- **Source records**
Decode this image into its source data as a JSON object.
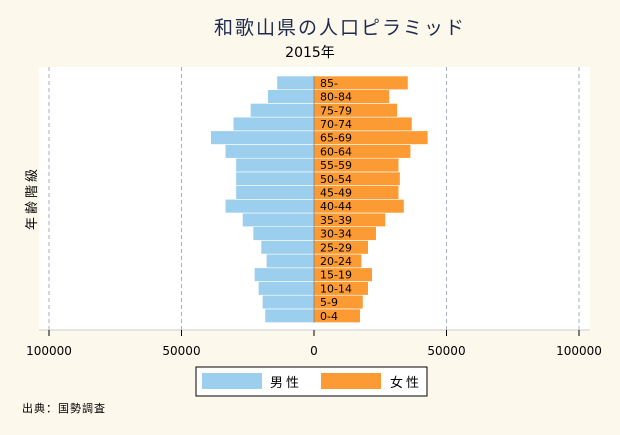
{
  "chart_data": {
    "type": "bar",
    "title": "和歌山県の人口ピラミッド",
    "subtitle": "2015年",
    "ylabel": "年齢階級",
    "xlim": [
      -100000,
      100000
    ],
    "xticks": [
      "100000",
      "50000",
      "0",
      "50000",
      "100000"
    ],
    "xtick_values": [
      -100000,
      -50000,
      0,
      50000,
      100000
    ],
    "grid": true,
    "legend_position": "bottom",
    "categories": [
      "0-4",
      "5-9",
      "10-14",
      "15-19",
      "20-24",
      "25-29",
      "30-34",
      "35-39",
      "40-44",
      "45-49",
      "50-54",
      "55-59",
      "60-64",
      "65-69",
      "70-74",
      "75-79",
      "80-84",
      "85-"
    ],
    "series": [
      {
        "name": "男性",
        "color": "#9ccfee",
        "values": [
          18500,
          19500,
          21000,
          22500,
          18000,
          20000,
          23000,
          27000,
          33500,
          29500,
          29500,
          29500,
          33500,
          39000,
          30500,
          24000,
          17500,
          14000
        ]
      },
      {
        "name": "女性",
        "color": "#fc9b34",
        "values": [
          17500,
          18500,
          20500,
          22000,
          18000,
          20500,
          23500,
          27000,
          34000,
          32000,
          32500,
          32000,
          36500,
          43000,
          37000,
          31500,
          28500,
          35500
        ]
      }
    ]
  },
  "source": "出典：国勢調査"
}
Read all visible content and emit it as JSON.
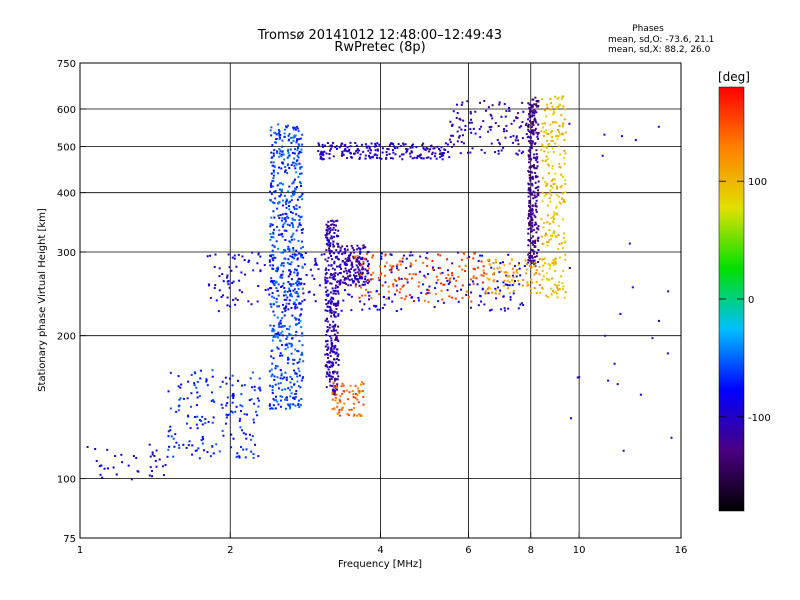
{
  "chart_data": {
    "type": "scatter",
    "title": "Tromsø 20141012 12:48:00–12:49:43",
    "subtitle": "RwPretec (8p)",
    "stats": {
      "heading": "Phases",
      "o_line": "mean, sd,O: -73.6, 21.1",
      "x_line": "mean, sd,X:  88.2, 26.0"
    },
    "xlabel": "Frequency [MHz]",
    "ylabel": "Stationary phase Virtual Height [km]",
    "x_scale": "log",
    "y_scale": "log",
    "xlim": [
      1,
      16
    ],
    "ylim": [
      75,
      750
    ],
    "x_ticks": [
      1,
      2,
      4,
      6,
      8,
      10,
      16
    ],
    "y_ticks": [
      75,
      100,
      200,
      300,
      400,
      500,
      600,
      750
    ],
    "grid_x": [
      2,
      4,
      6,
      8,
      10
    ],
    "grid_y": [
      100,
      200,
      300,
      400,
      500,
      600
    ],
    "colorbar": {
      "label": "[deg]",
      "range": [
        -180,
        180
      ],
      "ticks": [
        100,
        0,
        -100
      ],
      "colors": [
        "#000000",
        "#4b0082",
        "#0000ff",
        "#00bfff",
        "#00e000",
        "#e0e000",
        "#ff8000",
        "#ff0000"
      ]
    },
    "series": [
      {
        "x_range": [
          1.0,
          1.5
        ],
        "y_range": [
          98,
          118
        ],
        "phase": -95,
        "n": 40
      },
      {
        "x_range": [
          1.5,
          2.3
        ],
        "y_range": [
          110,
          170
        ],
        "phase": -70,
        "n": 180
      },
      {
        "x_range": [
          2.4,
          2.8
        ],
        "y_range": [
          140,
          560
        ],
        "phase": -60,
        "n": 650
      },
      {
        "x_range": [
          3.1,
          3.3
        ],
        "y_range": [
          150,
          350
        ],
        "phase": -110,
        "n": 320
      },
      {
        "x_range": [
          3.3,
          3.8
        ],
        "y_range": [
          255,
          310
        ],
        "phase": -115,
        "n": 160
      },
      {
        "x_range": [
          3.2,
          3.7
        ],
        "y_range": [
          135,
          160
        ],
        "phase": 140,
        "n": 70
      },
      {
        "x_range": [
          3.0,
          5.5
        ],
        "y_range": [
          470,
          510
        ],
        "phase": -100,
        "n": 200
      },
      {
        "x_range": [
          5.5,
          8.0
        ],
        "y_range": [
          480,
          630
        ],
        "phase": -110,
        "n": 120
      },
      {
        "x_range": [
          1.8,
          7.8
        ],
        "y_range": [
          225,
          300
        ],
        "phase": -90,
        "n": 300
      },
      {
        "x_range": [
          3.5,
          6.5
        ],
        "y_range": [
          235,
          300
        ],
        "phase": 150,
        "n": 140
      },
      {
        "x_range": [
          7.9,
          8.3
        ],
        "y_range": [
          280,
          640
        ],
        "phase": -125,
        "n": 280
      },
      {
        "x_range": [
          8.4,
          9.4
        ],
        "y_range": [
          240,
          640
        ],
        "phase": 95,
        "n": 240
      },
      {
        "x_range": [
          6.5,
          8.5
        ],
        "y_range": [
          245,
          290
        ],
        "phase": 110,
        "n": 90
      },
      {
        "x_range": [
          9.5,
          15.5
        ],
        "y_range": [
          110,
          580
        ],
        "phase": -95,
        "n": 24
      }
    ]
  }
}
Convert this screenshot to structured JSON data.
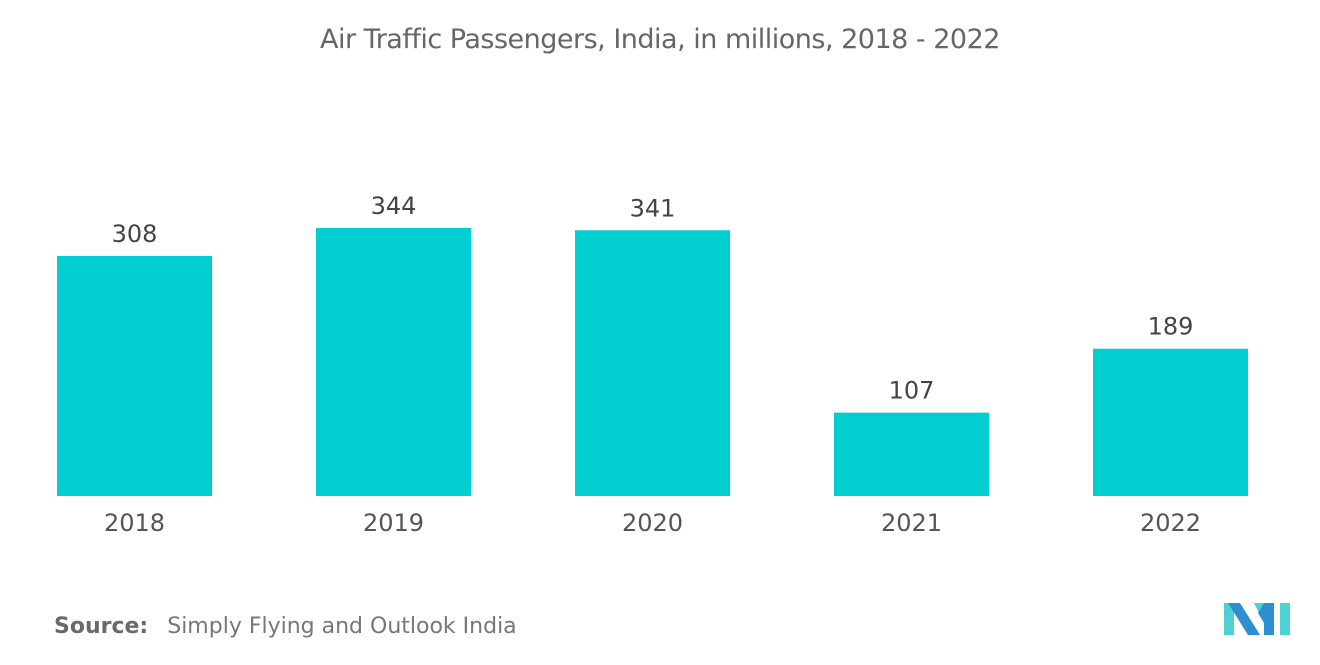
{
  "chart_data": {
    "type": "bar",
    "title": "Air Traffic Passengers, India, in millions, 2018 - 2022",
    "categories": [
      "2018",
      "2019",
      "2020",
      "2021",
      "2022"
    ],
    "values": [
      308,
      344,
      341,
      107,
      189
    ],
    "xlabel": "",
    "ylabel": "",
    "ylim": [
      0,
      400
    ],
    "grid": false,
    "legend": "none",
    "data_labels": true,
    "bar_color": "#00ced1"
  },
  "footer": {
    "source_label": "Source:",
    "source_text": "Simply Flying and Outlook India"
  },
  "logo": {
    "icon": "mordor-intelligence-logo-icon",
    "colors": [
      "#2d8fcf",
      "#4dd0d6"
    ]
  }
}
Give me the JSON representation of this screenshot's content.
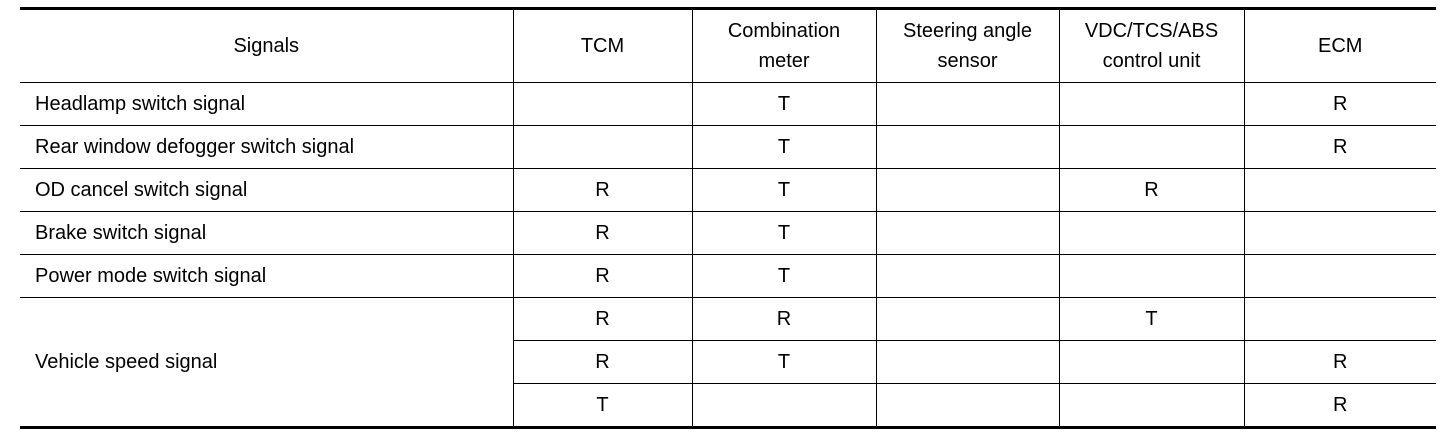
{
  "table": {
    "header": [
      [
        "Signals"
      ],
      [
        "TCM"
      ],
      [
        "Combination",
        "meter"
      ],
      [
        "Steering angle",
        "sensor"
      ],
      [
        "VDC/TCS/ABS",
        "control unit"
      ],
      [
        "ECM"
      ]
    ],
    "rows": [
      {
        "signal": "Headlamp switch signal",
        "entries": [
          [
            null,
            "T",
            null,
            null,
            "R"
          ]
        ]
      },
      {
        "signal": "Rear window defogger switch signal",
        "entries": [
          [
            null,
            "T",
            null,
            null,
            "R"
          ]
        ]
      },
      {
        "signal": "OD cancel switch signal",
        "entries": [
          [
            "R",
            "T",
            null,
            "R",
            null
          ]
        ]
      },
      {
        "signal": "Brake switch signal",
        "entries": [
          [
            "R",
            "T",
            null,
            null,
            null
          ]
        ]
      },
      {
        "signal": "Power mode switch signal",
        "entries": [
          [
            "R",
            "T",
            null,
            null,
            null
          ]
        ]
      },
      {
        "signal": "Vehicle speed signal",
        "entries": [
          [
            "R",
            "R",
            null,
            "T",
            null
          ],
          [
            "R",
            "T",
            null,
            null,
            "R"
          ],
          [
            "T",
            null,
            null,
            null,
            "R"
          ]
        ]
      }
    ]
  }
}
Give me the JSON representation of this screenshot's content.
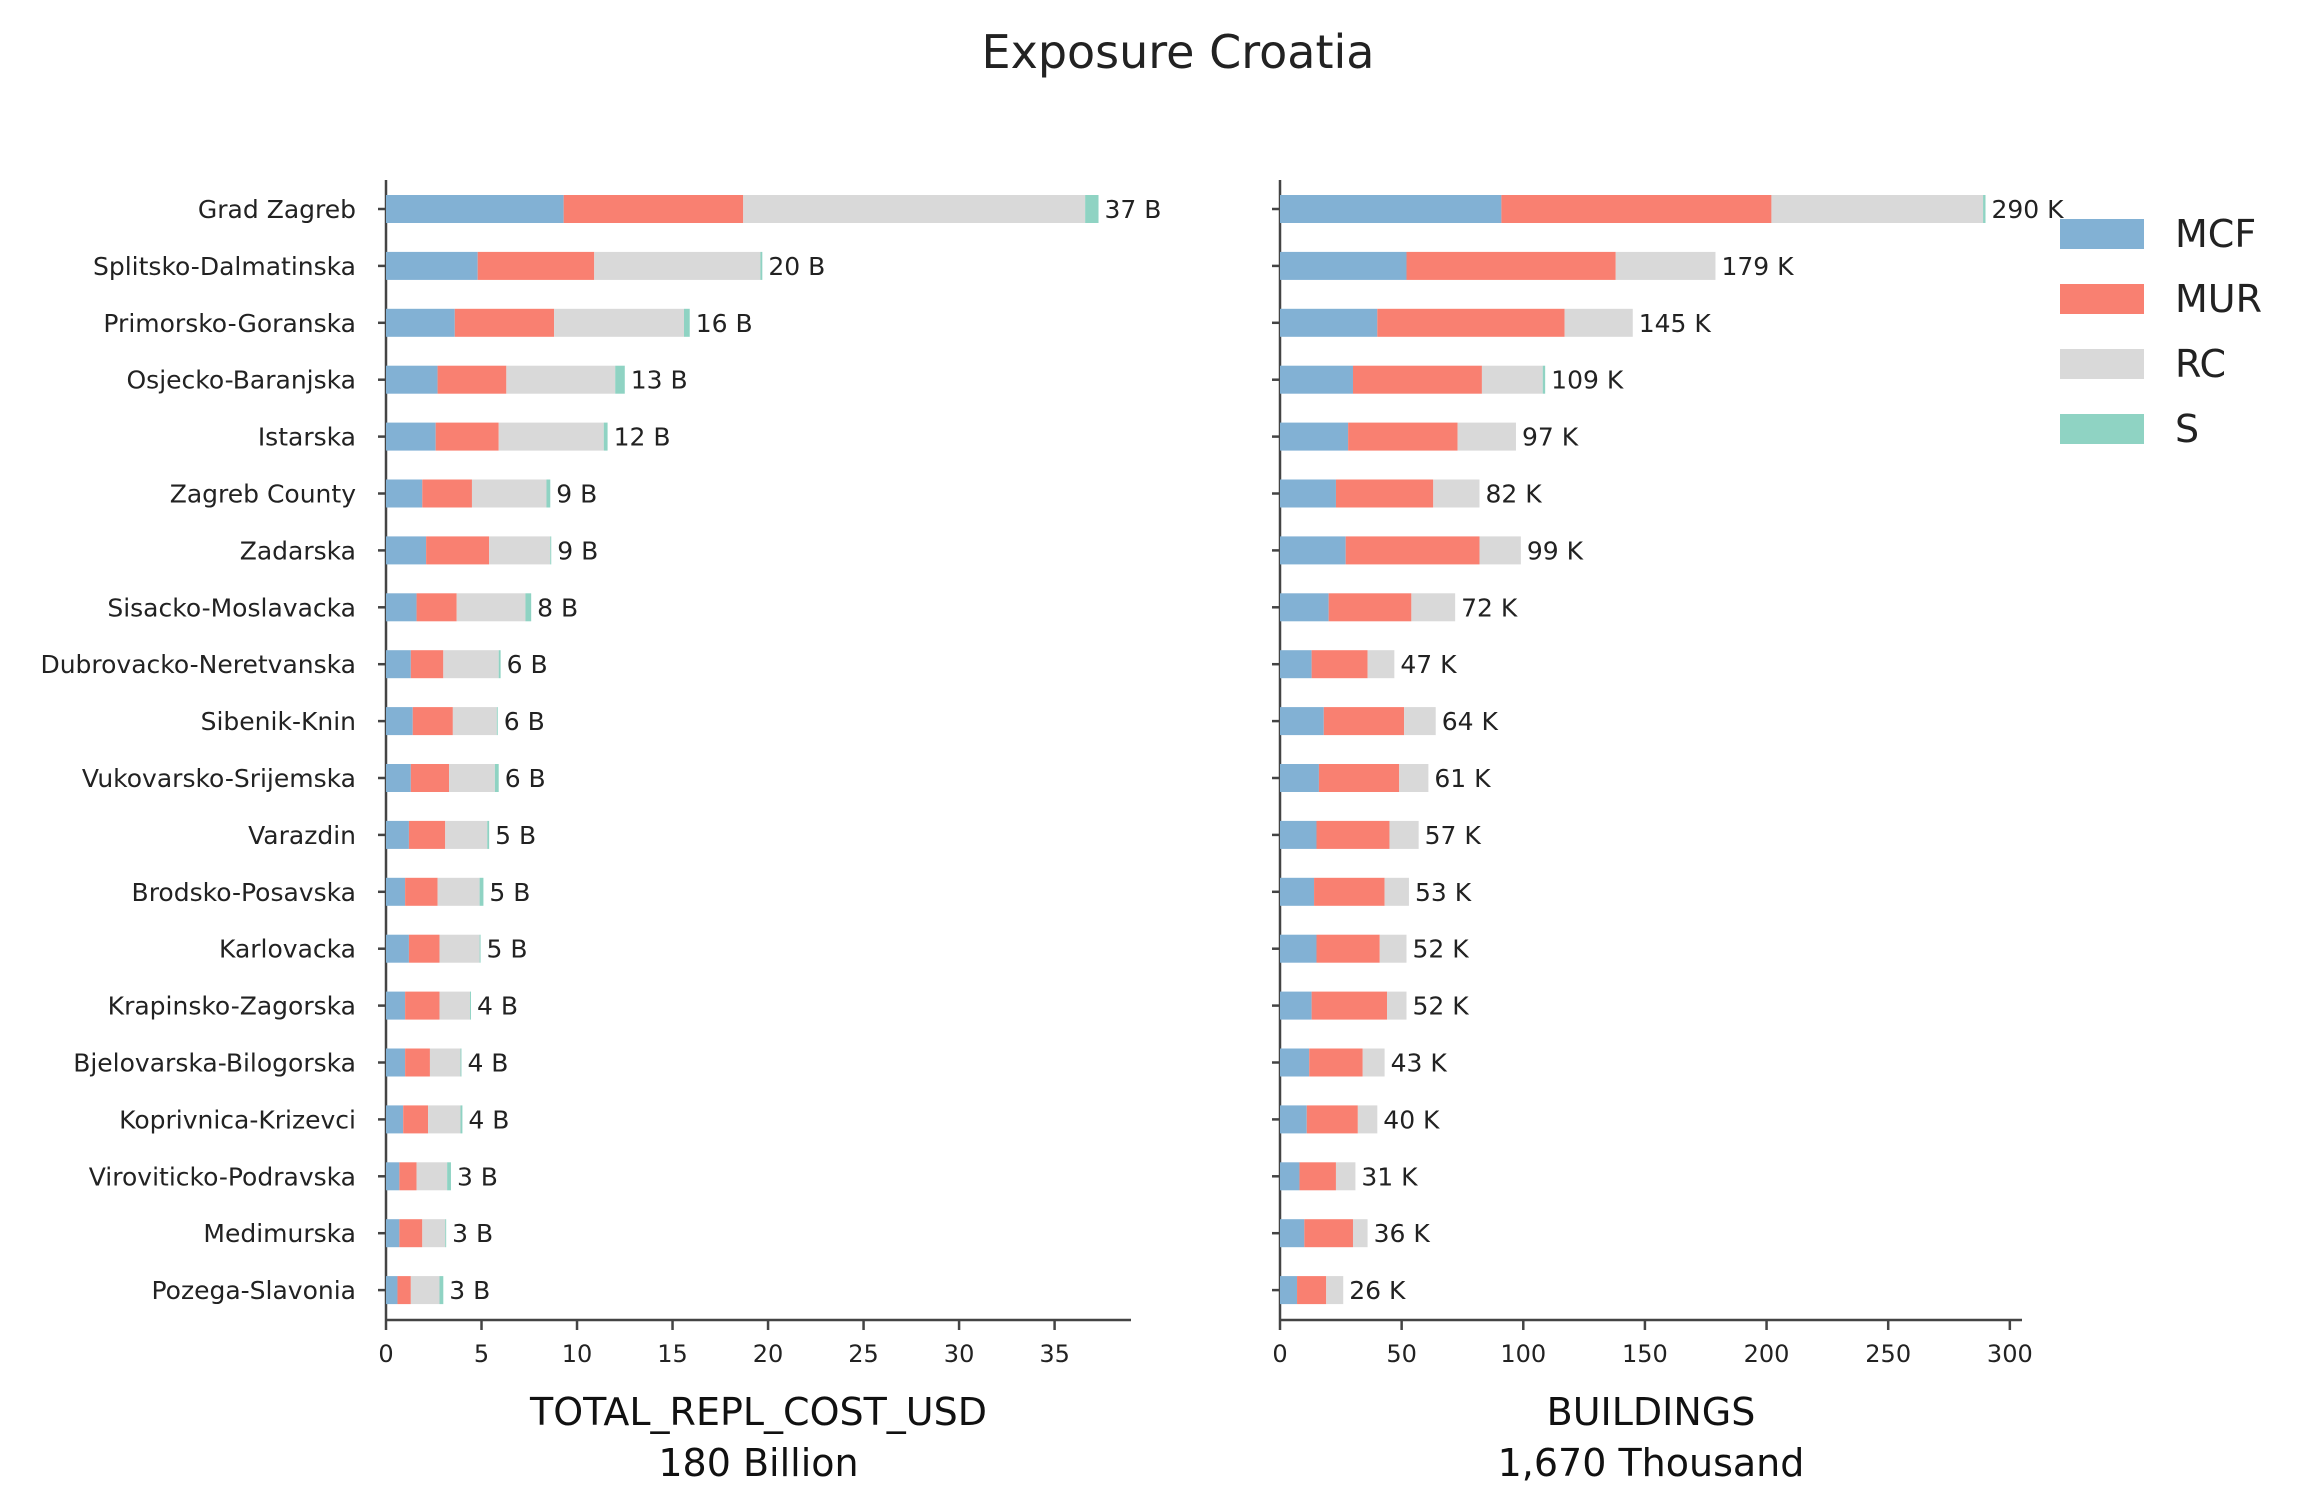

- **WHAT IS BEING ASKED**
Give only the count of lines in the data that include the string "mean".

- **TASK OUTPUT**
2